Raw records
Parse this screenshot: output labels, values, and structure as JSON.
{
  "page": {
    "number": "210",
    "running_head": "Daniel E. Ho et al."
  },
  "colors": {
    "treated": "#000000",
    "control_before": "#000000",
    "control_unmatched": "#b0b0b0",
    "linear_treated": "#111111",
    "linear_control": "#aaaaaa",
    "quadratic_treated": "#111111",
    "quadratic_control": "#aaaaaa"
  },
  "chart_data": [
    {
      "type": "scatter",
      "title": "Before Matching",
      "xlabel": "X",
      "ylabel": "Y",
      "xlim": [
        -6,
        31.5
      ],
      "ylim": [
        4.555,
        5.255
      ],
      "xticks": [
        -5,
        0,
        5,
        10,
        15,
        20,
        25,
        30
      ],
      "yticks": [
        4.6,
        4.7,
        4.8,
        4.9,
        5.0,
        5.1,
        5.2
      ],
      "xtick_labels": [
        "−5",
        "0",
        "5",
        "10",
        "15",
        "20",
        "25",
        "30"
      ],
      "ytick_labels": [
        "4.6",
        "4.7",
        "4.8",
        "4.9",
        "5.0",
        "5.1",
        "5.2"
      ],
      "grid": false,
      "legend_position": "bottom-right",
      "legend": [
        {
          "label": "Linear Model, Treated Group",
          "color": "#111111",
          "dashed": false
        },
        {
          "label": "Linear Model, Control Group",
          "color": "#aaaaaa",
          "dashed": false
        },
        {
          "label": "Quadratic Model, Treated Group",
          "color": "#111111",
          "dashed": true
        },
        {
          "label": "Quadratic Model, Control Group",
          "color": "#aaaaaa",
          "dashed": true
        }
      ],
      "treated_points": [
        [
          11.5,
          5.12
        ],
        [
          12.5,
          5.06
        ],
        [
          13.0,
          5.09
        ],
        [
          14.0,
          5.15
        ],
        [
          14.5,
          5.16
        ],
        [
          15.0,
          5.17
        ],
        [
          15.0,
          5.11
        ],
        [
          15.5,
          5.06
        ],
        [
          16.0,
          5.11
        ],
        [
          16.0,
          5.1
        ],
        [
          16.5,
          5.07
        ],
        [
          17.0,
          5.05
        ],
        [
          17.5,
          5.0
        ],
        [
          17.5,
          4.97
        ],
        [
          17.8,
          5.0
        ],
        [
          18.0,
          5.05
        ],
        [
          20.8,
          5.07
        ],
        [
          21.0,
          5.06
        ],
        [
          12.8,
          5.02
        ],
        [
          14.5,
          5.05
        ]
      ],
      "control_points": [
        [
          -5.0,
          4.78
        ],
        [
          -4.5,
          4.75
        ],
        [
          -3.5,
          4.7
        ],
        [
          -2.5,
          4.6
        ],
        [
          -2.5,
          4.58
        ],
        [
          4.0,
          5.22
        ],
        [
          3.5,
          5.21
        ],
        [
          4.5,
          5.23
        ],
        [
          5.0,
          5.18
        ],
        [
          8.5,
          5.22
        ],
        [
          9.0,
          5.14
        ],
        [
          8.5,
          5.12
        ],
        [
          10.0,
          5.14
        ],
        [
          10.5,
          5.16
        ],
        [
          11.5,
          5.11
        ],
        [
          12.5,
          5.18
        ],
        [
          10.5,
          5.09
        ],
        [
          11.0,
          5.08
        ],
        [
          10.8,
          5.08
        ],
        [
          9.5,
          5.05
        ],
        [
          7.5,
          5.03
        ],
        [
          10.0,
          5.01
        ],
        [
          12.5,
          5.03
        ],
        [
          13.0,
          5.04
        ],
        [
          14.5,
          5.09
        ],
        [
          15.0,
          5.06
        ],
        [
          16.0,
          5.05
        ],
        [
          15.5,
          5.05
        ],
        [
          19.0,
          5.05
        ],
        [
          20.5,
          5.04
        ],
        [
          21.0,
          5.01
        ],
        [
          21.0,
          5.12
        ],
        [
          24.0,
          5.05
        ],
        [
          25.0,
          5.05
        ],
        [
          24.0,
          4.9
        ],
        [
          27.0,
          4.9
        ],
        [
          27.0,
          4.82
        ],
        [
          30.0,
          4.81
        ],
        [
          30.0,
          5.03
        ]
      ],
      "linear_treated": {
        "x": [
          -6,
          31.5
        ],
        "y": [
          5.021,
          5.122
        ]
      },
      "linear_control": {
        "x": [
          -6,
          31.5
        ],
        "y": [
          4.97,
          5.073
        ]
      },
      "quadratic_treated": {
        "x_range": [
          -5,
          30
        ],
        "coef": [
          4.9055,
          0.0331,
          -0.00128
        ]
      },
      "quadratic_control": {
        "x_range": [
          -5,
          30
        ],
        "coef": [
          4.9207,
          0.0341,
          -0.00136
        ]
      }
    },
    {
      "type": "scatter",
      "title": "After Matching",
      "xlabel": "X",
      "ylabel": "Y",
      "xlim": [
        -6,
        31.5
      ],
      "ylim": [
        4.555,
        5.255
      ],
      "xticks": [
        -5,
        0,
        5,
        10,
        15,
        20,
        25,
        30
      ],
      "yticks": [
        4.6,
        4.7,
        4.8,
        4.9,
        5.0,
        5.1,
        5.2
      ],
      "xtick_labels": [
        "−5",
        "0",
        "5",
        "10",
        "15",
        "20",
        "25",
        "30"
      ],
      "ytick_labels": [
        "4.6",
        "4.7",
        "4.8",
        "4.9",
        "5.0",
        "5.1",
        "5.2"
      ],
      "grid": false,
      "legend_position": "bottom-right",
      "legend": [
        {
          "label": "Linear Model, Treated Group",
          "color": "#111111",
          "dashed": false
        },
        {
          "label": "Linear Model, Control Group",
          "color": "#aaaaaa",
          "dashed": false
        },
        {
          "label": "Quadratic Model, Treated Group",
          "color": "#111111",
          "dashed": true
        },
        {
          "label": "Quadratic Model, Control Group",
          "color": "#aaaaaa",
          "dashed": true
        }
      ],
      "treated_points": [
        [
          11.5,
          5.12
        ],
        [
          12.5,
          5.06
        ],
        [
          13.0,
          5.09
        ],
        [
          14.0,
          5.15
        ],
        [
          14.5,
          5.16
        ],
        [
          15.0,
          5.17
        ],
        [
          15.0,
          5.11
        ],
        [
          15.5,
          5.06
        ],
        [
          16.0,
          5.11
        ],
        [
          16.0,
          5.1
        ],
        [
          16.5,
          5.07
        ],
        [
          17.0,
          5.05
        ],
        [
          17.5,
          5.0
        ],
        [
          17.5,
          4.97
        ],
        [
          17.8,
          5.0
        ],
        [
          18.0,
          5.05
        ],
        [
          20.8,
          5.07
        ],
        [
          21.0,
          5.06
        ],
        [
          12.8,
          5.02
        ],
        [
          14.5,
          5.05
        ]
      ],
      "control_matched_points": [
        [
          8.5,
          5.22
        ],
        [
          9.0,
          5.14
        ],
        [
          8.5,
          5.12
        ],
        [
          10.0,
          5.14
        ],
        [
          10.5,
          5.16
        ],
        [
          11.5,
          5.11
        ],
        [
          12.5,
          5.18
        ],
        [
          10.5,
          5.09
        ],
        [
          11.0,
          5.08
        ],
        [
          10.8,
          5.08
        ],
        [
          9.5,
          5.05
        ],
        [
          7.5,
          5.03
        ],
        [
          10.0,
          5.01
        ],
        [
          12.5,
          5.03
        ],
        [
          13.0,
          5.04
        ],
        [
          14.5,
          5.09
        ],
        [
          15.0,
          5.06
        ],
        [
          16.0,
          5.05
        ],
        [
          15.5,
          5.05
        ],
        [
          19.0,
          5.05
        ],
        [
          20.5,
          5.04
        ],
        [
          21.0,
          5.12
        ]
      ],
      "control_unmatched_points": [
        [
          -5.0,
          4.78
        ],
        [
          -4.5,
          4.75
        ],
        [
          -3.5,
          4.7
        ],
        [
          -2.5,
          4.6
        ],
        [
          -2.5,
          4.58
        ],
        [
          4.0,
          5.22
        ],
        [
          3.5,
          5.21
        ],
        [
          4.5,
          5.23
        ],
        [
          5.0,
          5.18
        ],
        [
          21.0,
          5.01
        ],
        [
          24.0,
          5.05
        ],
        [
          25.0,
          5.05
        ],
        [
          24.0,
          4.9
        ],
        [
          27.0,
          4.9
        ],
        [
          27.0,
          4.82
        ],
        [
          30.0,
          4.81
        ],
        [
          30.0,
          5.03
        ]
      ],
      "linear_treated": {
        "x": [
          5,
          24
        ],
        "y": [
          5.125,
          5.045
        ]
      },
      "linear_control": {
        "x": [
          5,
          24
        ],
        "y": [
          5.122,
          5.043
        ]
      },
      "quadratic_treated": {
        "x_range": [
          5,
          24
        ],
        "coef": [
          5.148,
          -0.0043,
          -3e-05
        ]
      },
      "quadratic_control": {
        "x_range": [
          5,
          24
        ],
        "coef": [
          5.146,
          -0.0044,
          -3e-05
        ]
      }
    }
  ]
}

Task details:
Show every line from the listing above in which the string "Matching" appears.

Problem solution:
      "title": "Before Matching",
      "title": "After Matching",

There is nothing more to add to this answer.